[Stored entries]
(begin)

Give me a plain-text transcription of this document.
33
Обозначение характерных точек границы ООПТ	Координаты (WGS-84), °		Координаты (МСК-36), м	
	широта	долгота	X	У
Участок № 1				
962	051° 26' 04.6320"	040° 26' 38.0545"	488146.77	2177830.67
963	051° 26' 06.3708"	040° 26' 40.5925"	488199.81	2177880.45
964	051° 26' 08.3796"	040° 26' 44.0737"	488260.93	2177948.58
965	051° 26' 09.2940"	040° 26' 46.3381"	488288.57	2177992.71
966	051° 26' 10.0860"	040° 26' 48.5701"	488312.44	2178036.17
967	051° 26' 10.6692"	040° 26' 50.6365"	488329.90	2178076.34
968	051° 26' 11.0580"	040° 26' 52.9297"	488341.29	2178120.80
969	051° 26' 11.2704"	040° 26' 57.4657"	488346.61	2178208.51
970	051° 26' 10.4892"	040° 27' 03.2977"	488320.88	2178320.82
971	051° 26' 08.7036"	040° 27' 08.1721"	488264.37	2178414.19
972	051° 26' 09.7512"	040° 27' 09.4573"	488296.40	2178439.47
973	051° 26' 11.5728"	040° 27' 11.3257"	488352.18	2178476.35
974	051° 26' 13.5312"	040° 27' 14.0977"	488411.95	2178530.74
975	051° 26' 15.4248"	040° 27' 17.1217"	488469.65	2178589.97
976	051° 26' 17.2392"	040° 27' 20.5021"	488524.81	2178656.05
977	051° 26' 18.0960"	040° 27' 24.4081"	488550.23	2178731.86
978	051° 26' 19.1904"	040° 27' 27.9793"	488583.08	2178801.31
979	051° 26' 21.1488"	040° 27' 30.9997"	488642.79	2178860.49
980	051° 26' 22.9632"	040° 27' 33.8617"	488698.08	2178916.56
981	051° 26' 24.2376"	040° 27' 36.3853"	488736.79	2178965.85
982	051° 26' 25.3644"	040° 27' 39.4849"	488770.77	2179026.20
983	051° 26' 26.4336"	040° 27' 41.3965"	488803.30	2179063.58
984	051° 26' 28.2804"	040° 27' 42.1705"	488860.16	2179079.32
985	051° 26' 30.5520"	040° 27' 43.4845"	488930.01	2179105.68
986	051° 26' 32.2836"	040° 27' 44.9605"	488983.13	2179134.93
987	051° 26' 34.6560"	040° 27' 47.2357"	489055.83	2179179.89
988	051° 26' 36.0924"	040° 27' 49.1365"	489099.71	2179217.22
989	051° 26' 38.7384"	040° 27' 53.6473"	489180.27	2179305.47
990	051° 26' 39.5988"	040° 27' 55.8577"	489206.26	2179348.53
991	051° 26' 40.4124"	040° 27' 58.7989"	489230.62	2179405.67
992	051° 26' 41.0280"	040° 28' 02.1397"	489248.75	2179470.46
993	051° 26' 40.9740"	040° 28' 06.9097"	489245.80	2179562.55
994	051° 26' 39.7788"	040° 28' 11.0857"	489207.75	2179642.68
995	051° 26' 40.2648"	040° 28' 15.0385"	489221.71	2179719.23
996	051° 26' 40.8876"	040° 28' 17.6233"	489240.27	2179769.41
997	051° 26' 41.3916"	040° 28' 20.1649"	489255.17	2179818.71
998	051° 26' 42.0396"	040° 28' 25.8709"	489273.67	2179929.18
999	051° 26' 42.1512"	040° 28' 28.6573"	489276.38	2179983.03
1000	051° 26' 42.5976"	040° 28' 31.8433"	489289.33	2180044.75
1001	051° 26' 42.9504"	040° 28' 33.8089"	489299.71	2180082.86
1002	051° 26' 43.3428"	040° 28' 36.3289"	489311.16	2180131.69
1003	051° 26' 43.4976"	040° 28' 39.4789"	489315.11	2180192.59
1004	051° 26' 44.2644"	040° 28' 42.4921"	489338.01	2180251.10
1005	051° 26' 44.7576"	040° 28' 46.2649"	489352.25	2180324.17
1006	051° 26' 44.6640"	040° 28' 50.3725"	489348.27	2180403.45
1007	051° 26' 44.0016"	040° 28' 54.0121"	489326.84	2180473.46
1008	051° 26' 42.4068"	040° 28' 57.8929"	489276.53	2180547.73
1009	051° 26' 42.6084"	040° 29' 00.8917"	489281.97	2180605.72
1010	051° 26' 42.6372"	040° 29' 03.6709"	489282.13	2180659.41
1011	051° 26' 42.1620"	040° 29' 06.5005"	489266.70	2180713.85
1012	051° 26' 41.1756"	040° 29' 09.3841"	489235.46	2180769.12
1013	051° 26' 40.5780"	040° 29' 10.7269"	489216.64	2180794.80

(end)

- _WHAT TO PRODUCE_:
Take the lines above and print them exactly.

- _TASK OUTPUT_:
Give me a plain-text transcription of this document.
33
Обозначение характерных точек границы ООПТ	Координаты (WGS-84), °		Координаты (МСК-36), м	
	широта	долгота	X	У
Участок № 1				
962	051° 26' 04.6320"	040° 26' 38.0545"	488146.77	2177830.67
963	051° 26' 06.3708"	040° 26' 40.5925"	488199.81	2177880.45
964	051° 26' 08.3796"	040° 26' 44.0737"	488260.93	2177948.58
965	051° 26' 09.2940"	040° 26' 46.3381"	488288.57	2177992.71
966	051° 26' 10.0860"	040° 26' 48.5701"	488312.44	2178036.17
967	051° 26' 10.6692"	040° 26' 50.6365"	488329.90	2178076.34
968	051° 26' 11.0580"	040° 26' 52.9297"	488341.29	2178120.80
969	051° 26' 11.2704"	040° 26' 57.4657"	488346.61	2178208.51
970	051° 26' 10.4892"	040° 27' 03.2977"	488320.88	2178320.82
971	051° 26' 08.7036"	040° 27' 08.1721"	488264.37	2178414.19
972	051° 26' 09.7512"	040° 27' 09.4573"	488296.40	2178439.47
973	051° 26' 11.5728"	040° 27' 11.3257"	488352.18	2178476.35
974	051° 26' 13.5312"	040° 27' 14.0977"	488411.95	2178530.74
975	051° 26' 15.4248"	040° 27' 17.1217"	488469.65	2178589.97
976	051° 26' 17.2392"	040° 27' 20.5021"	488524.81	2178656.05
977	051° 26' 18.0960"	040° 27' 24.4081"	488550.23	2178731.86
978	051° 26' 19.1904"	040° 27' 27.9793"	488583.08	2178801.31
979	051° 26' 21.1488"	040° 27' 30.9997"	488642.79	2178860.49
980	051° 26' 22.9632"	040° 27' 33.8617"	488698.08	2178916.56
981	051° 26' 24.2376"	040° 27' 36.3853"	488736.79	2178965.85
982	051° 26' 25.3644"	040° 27' 39.4849"	488770.77	2179026.20
983	051° 26' 26.4336"	040° 27' 41.3965"	488803.30	2179063.58
984	051° 26' 28.2804"	040° 27' 42.1705"	488860.16	2179079.32
985	051° 26' 30.5520"	040° 27' 43.4845"	488930.01	2179105.68
986	051° 26' 32.2836"	040° 27' 44.9605"	488983.13	2179134.93
987	051° 26' 34.6560"	040° 27' 47.2357"	489055.83	2179179.89
988	051° 26' 36.0924"	040° 27' 49.1365"	489099.71	2179217.22
989	051° 26' 38.7384"	040° 27' 53.6473"	489180.27	2179305.47
990	051° 26' 39.5988"	040° 27' 55.8577"	489206.26	2179348.53
991	051° 26' 40.4124"	040° 27' 58.7989"	489230.62	2179405.67
992	051° 26' 41.0280"	040° 28' 02.1397"	489248.75	2179470.46
993	051° 26' 40.9740"	040° 28' 06.9097"	489245.80	2179562.55
994	051° 26' 39.7788"	040° 28' 11.0857"	489207.75	2179642.68
995	051° 26' 40.2648"	040° 28' 15.0385"	489221.71	2179719.23
996	051° 26' 40.8876"	040° 28' 17.6233"	489240.27	2179769.41
997	051° 26' 41.3916"	040° 28' 20.1649"	489255.17	2179818.71
998	051° 26' 42.0396"	040° 28' 25.8709"	489273.67	2179929.18
999	051° 26' 42.1512"	040° 28' 28.6573"	489276.38	2179983.03
1000	051° 26' 42.5976"	040° 28' 31.8433"	489289.33	2180044.75
1001	051° 26' 42.9504"	040° 28' 33.8089"	489299.71	2180082.86
1002	051° 26' 43.3428"	040° 28' 36.3289"	489311.16	2180131.69
1003	051° 26' 43.4976"	040° 28' 39.4789"	489315.11	2180192.59
1004	051° 26' 44.2644"	040° 28' 42.4921"	489338.01	2180251.10
1005	051° 26' 44.7576"	040° 28' 46.2649"	489352.25	2180324.17
1006	051° 26' 44.6640"	040° 28' 50.3725"	489348.27	2180403.45
1007	051° 26' 44.0016"	040° 28' 54.0121"	489326.84	2180473.46
1008	051° 26' 42.4068"	040° 28' 57.8929"	489276.53	2180547.73
1009	051° 26' 42.6084"	040° 29' 00.8917"	489281.97	2180605.72
1010	051° 26' 42.6372"	040° 29' 03.6709"	489282.13	2180659.41
1011	051° 26' 42.1620"	040° 29' 06.5005"	489266.70	2180713.85
1012	051° 26' 41.1756"	040° 29' 09.3841"	489235.46	2180769.12
1013	051° 26' 40.5780"	040° 29' 10.7269"	489216.64	2180794.80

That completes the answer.